**Record list**.
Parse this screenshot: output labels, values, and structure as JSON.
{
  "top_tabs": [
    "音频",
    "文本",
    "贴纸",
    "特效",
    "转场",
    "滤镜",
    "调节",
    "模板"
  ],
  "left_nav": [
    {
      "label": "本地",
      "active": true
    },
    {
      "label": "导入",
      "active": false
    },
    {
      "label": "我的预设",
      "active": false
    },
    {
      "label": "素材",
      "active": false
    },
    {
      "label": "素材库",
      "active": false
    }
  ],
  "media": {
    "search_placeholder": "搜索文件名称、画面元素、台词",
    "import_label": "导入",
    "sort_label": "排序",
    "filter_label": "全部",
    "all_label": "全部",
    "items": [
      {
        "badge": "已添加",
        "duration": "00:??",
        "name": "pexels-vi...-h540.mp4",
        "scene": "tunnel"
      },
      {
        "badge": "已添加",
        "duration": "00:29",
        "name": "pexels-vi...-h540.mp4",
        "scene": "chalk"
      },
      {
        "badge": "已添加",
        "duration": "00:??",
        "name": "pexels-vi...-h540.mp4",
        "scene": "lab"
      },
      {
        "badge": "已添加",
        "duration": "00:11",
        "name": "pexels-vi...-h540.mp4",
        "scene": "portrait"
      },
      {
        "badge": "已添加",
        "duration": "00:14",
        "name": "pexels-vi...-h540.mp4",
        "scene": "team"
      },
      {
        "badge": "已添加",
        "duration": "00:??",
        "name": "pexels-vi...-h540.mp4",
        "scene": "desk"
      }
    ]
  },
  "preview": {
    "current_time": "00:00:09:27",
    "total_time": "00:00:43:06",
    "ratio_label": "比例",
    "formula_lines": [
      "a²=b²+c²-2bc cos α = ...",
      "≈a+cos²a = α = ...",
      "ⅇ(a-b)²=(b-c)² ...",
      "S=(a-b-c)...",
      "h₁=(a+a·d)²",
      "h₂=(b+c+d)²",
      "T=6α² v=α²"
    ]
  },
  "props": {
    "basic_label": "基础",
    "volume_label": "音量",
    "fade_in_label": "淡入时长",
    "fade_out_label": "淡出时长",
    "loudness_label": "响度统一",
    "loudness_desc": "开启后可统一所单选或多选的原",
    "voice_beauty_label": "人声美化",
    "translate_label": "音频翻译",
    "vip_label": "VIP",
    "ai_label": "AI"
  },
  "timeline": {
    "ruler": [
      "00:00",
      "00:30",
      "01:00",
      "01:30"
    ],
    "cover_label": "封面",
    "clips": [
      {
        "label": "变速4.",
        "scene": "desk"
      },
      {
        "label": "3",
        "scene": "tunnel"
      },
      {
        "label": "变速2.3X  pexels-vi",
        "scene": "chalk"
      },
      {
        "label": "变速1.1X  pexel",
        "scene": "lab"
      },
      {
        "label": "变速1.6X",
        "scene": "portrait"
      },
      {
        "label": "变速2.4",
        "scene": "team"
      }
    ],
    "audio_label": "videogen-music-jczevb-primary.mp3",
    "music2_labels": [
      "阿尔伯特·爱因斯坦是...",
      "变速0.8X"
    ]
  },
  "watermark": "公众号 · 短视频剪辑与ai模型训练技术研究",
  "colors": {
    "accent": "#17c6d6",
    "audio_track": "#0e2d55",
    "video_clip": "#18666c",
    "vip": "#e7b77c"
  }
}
==
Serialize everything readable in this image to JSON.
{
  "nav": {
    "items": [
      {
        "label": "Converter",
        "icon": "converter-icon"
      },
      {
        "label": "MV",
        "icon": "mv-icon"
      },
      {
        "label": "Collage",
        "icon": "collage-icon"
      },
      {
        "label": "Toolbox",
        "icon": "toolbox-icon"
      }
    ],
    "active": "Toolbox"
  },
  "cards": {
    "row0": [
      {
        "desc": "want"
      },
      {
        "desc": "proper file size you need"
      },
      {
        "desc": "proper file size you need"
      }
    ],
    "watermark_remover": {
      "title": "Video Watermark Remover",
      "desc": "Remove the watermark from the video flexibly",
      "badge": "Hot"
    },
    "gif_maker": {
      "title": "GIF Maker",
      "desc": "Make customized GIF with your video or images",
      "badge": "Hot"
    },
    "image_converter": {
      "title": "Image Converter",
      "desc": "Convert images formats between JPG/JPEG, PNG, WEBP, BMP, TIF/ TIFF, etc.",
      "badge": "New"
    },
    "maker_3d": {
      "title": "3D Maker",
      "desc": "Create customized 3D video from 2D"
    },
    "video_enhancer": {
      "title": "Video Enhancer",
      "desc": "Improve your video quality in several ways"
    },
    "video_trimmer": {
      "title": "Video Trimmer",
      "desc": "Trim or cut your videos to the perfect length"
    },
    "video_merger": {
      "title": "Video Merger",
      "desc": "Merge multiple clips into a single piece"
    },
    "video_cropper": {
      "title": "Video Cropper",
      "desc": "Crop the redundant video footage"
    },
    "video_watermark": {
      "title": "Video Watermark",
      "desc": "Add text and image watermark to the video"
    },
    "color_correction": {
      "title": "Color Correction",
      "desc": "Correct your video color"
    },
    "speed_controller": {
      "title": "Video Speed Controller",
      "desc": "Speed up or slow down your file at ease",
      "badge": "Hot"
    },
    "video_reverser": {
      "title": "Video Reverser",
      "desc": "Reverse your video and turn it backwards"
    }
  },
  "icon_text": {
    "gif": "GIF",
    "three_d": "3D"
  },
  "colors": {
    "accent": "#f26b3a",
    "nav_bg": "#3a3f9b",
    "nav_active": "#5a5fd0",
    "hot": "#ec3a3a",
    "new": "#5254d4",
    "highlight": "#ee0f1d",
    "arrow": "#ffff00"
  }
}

**Exercise description**.
Scan the material above. Copy each line where "from" occurs.

**Result of the task**.
      "desc": "Remove the watermark from the video flexibly",
      "desc": "Create customized 3D video from 2D"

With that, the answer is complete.